Task instructions ▸
Answer these questions about the forum thread on dogs and grains below:
1. What do the first writer's dogs get that contain grains?
2. According to the post dated Jul 3, 2009, when did dog food begin?
3. What does KPoos say practically everything we eat contains?

Given passage ▸
My guys eat a grain free diet, but DO get treats that have grains in them.


----------



## 814 (Jul 3, 2009)

I agree with you, dogs do not digest grains. Did you know that the advent of dog food started in the great depression as a way to use the grains that could not be sold. It was marketed as a cheap way to feed your dog. Before that they got they scraps from the family be it dinner scraps or leftovers from butchering meat or game. The best quote I read was "would you feed your snake cherrios?" I can't remember where I read it but it was right on. You never see dogs sneaking out into the corn fields gobbling up all the corn lol.


----------



## KPoos (Aug 29, 2009)

gingersnap said:


> I agree with you, dogs do not digest grains. Did you know that the advent of dog food started in the great depression as a way to use the grains that could not be sold. It was marketed as a cheap way to feed your dog. Before that they got they scraps from the family be it dinner scraps or leftovers from butchering meat or game. The best quote I read was "would you feed your snake cherrios?" I can't remember where I read it but it was right on. You never see dogs sneaking out into the corn fields gobbling up all the corn lol.


They might if they were starving of course it would do no nutritional benefit to them if they did. I hate corn personally and practically everything we eat has some form of corn syrup in it.


----------



## 814 (Jul 3, 2009)

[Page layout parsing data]
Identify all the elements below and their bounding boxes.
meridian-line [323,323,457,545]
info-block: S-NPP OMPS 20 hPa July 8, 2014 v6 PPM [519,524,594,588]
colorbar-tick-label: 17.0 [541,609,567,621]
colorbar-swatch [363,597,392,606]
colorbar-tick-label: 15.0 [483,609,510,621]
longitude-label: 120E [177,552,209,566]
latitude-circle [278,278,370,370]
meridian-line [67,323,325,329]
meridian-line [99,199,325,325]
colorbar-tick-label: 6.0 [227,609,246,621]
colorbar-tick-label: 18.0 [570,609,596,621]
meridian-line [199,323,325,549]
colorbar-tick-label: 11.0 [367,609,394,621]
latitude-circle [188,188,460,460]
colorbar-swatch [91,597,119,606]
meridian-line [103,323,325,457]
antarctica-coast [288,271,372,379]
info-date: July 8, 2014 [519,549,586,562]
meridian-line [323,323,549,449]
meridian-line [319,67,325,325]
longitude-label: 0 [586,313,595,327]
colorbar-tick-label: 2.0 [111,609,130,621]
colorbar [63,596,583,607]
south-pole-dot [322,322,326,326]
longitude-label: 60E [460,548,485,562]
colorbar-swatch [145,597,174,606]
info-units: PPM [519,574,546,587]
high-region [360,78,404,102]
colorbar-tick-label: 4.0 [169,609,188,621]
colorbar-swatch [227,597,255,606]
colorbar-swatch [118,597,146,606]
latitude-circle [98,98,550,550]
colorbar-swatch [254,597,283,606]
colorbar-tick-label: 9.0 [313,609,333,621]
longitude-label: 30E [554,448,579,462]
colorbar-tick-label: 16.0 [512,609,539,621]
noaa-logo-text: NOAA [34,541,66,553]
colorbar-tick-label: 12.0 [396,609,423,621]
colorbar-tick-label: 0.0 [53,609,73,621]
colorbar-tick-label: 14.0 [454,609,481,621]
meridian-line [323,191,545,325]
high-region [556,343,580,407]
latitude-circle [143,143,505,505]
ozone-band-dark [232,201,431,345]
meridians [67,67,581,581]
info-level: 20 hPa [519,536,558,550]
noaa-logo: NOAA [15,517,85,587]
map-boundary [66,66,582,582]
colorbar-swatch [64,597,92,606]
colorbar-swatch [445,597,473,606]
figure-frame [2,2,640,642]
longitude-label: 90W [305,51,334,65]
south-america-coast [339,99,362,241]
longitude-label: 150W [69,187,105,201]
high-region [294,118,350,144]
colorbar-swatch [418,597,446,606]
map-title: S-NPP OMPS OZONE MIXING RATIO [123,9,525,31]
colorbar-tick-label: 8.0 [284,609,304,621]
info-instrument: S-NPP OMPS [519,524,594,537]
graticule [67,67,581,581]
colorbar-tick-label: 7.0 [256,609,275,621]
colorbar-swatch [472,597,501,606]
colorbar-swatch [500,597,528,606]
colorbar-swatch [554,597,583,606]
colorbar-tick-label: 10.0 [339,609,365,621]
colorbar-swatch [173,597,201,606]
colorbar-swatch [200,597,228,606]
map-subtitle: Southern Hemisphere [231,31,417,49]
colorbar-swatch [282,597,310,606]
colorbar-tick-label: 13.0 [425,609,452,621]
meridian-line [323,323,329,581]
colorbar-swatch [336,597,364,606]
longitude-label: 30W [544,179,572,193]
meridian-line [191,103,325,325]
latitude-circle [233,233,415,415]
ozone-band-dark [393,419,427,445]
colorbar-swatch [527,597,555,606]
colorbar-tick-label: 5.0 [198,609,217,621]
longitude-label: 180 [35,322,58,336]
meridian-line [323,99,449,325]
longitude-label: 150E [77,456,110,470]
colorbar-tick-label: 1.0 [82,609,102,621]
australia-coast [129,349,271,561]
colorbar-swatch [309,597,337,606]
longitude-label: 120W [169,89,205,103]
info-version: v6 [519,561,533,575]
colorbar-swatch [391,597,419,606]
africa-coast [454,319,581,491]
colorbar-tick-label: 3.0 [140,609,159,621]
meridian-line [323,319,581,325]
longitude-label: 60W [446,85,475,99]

Solution ▸
1. Treats.
2. In the Great Depression.
3. Some form of corn syrup.